INPUT FOR THIS TASK:
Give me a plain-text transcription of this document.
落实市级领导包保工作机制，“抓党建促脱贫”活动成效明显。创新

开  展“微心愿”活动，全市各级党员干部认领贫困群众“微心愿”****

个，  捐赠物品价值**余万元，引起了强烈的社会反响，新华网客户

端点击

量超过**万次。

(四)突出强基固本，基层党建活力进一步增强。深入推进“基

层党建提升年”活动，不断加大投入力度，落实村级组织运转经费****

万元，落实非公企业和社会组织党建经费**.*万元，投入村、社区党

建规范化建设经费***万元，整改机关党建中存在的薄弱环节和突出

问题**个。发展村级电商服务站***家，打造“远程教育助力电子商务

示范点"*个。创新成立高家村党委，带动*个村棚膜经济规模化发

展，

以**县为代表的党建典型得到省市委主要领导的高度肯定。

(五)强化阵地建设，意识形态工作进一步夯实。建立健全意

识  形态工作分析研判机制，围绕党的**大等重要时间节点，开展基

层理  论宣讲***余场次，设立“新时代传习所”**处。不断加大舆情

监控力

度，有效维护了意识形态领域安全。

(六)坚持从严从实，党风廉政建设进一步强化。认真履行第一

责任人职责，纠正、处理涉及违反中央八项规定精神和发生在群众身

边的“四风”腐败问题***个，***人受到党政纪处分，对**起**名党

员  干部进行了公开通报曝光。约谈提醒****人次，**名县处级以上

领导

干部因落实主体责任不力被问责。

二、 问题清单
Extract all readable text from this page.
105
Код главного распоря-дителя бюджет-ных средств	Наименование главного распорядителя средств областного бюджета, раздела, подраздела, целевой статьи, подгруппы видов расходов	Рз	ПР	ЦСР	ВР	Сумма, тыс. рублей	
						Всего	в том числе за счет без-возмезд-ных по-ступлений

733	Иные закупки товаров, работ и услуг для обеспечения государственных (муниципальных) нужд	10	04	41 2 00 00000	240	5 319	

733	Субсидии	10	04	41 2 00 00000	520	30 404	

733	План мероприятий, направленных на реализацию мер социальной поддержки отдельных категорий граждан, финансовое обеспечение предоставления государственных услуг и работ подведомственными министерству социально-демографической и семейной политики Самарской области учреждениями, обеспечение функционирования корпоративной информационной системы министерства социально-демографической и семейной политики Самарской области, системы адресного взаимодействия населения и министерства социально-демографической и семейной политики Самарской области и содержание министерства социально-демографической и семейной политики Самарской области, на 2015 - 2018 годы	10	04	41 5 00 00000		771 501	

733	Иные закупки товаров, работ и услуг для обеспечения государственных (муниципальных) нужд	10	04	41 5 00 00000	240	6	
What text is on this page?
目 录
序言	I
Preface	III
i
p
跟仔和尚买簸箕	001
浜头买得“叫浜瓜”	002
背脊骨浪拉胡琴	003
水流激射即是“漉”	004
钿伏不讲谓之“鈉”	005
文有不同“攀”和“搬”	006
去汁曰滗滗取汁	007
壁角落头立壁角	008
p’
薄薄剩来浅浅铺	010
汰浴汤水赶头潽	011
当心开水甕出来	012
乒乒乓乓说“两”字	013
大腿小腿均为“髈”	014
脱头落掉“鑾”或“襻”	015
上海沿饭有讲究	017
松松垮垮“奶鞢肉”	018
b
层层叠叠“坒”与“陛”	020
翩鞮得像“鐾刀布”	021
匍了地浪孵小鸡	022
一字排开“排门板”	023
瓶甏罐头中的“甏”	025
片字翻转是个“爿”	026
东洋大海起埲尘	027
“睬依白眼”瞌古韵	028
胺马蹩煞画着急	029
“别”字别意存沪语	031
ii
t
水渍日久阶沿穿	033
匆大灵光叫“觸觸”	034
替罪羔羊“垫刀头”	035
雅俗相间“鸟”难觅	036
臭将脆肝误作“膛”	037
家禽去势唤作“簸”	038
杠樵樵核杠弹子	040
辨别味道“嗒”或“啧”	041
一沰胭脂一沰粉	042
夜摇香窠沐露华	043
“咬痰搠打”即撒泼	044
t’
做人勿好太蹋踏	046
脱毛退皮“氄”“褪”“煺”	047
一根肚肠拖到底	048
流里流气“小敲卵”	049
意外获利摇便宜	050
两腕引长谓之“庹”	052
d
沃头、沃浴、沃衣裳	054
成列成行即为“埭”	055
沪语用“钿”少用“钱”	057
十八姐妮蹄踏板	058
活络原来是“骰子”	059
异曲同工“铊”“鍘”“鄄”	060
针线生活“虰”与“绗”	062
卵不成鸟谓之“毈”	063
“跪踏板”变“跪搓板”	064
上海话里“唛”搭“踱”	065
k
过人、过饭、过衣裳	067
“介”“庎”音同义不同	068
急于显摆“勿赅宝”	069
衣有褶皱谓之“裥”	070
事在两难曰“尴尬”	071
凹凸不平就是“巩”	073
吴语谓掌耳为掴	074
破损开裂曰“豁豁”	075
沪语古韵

TASK REQUIREMENTS:
Copy out every line of the data above, exactly as given.

EXPECTED ANSWER:
Give me a plain-text transcription of this document.
落实市级领导包保工作机制，“抓党建促脱贫”活动成效明显。创新

开  展“微心愿”活动，全市各级党员干部认领贫困群众“微心愿”****

个，  捐赠物品价值**余万元，引起了强烈的社会反响，新华网客户

端点击

量超过**万次。

(四)突出强基固本，基层党建活力进一步增强。深入推进“基

层党建提升年”活动，不断加大投入力度，落实村级组织运转经费****

万元，落实非公企业和社会组织党建经费**.*万元，投入村、社区党

建规范化建设经费***万元，整改机关党建中存在的薄弱环节和突出

问题**个。发展村级电商服务站***家，打造“远程教育助力电子商务

示范点"*个。创新成立高家村党委，带动*个村棚膜经济规模化发

展，

以**县为代表的党建典型得到省市委主要领导的高度肯定。

(五)强化阵地建设，意识形态工作进一步夯实。建立健全意

识  形态工作分析研判机制，围绕党的**大等重要时间节点，开展基

层理  论宣讲***余场次，设立“新时代传习所”**处。不断加大舆情

监控力

度，有效维护了意识形态领域安全。

(六)坚持从严从实，党风廉政建设进一步强化。认真履行第一

责任人职责，纠正、处理涉及违反中央八项规定精神和发生在群众身

边的“四风”腐败问题***个，***人受到党政纪处分，对**起**名党

员  干部进行了公开通报曝光。约谈提醒****人次，**名县处级以上

领导

干部因落实主体责任不力被问责。

二、 问题清单
Extract all readable text from this page.
105
Код главного распоря-дителя бюджет-ных средств	Наименование главного распорядителя средств областного бюджета, раздела, подраздела, целевой статьи, подгруппы видов расходов	Рз	ПР	ЦСР	ВР	Сумма, тыс. рублей	
						Всего	в том числе за счет без-возмезд-ных по-ступлений

733	Иные закупки товаров, работ и услуг для обеспечения государственных (муниципальных) нужд	10	04	41 2 00 00000	240	5 319	

733	Субсидии	10	04	41 2 00 00000	520	30 404	

733	План мероприятий, направленных на реализацию мер социальной поддержки отдельных категорий граждан, финансовое обеспечение предоставления государственных услуг и работ подведомственными министерству социально-демографической и семейной политики Самарской области учреждениями, обеспечение функционирования корпоративной информационной системы министерства социально-демографической и семейной политики Самарской области, системы адресного взаимодействия населения и министерства социально-демографической и семейной политики Самарской области и содержание министерства социально-демографической и семейной политики Самарской области, на 2015 - 2018 годы	10	04	41 5 00 00000		771 501	

733	Иные закупки товаров, работ и услуг для обеспечения государственных (муниципальных) нужд	10	04	41 5 00 00000	240	6	
What text is on this page?
目 录
序言	I
Preface	III
i
p
跟仔和尚买簸箕	001
浜头买得“叫浜瓜”	002
背脊骨浪拉胡琴	003
水流激射即是“漉”	004
钿伏不讲谓之“鈉”	005
文有不同“攀”和“搬”	006
去汁曰滗滗取汁	007
壁角落头立壁角	008
p’
薄薄剩来浅浅铺	010
汰浴汤水赶头潽	011
当心开水甕出来	012
乒乒乓乓说“两”字	013
大腿小腿均为“髈”	014
脱头落掉“鑾”或“襻”	015
上海沿饭有讲究	017
松松垮垮“奶鞢肉”	018
b
层层叠叠“坒”与“陛”	020
翩鞮得像“鐾刀布”	021
匍了地浪孵小鸡	022
一字排开“排门板”	023
瓶甏罐头中的“甏”	025
片字翻转是个“爿”	026
东洋大海起埲尘	027
“睬依白眼”瞌古韵	028
胺马蹩煞画着急	029
“别”字别意存沪语	031
ii
t
水渍日久阶沿穿	033
匆大灵光叫“觸觸”	034
替罪羔羊“垫刀头”	035
雅俗相间“鸟”难觅	036
臭将脆肝误作“膛”	037
家禽去势唤作“簸”	038
杠樵樵核杠弹子	040
辨别味道“嗒”或“啧”	041
一沰胭脂一沰粉	042
夜摇香窠沐露华	043
“咬痰搠打”即撒泼	044
t’
做人勿好太蹋踏	046
脱毛退皮“氄”“褪”“煺”	047
一根肚肠拖到底	048
流里流气“小敲卵”	049
意外获利摇便宜	050
两腕引长谓之“庹”	052
d
沃头、沃浴、沃衣裳	054
成列成行即为“埭”	055
沪语用“钿”少用“钱”	057
十八姐妮蹄踏板	058
活络原来是“骰子”	059
异曲同工“铊”“鍘”“鄄”	060
针线生活“虰”与“绗”	062
卵不成鸟谓之“毈”	063
“跪踏板”变“跪搓板”	064
上海话里“唛”搭“踱”	065
k
过人、过饭、过衣裳	067
“介”“庎”音同义不同	068
急于显摆“勿赅宝”	069
衣有褶皱谓之“裥”	070
事在两难曰“尴尬”	071
凹凸不平就是“巩”	073
吴语谓掌耳为掴	074
破损开裂曰“豁豁”	075
沪语古韵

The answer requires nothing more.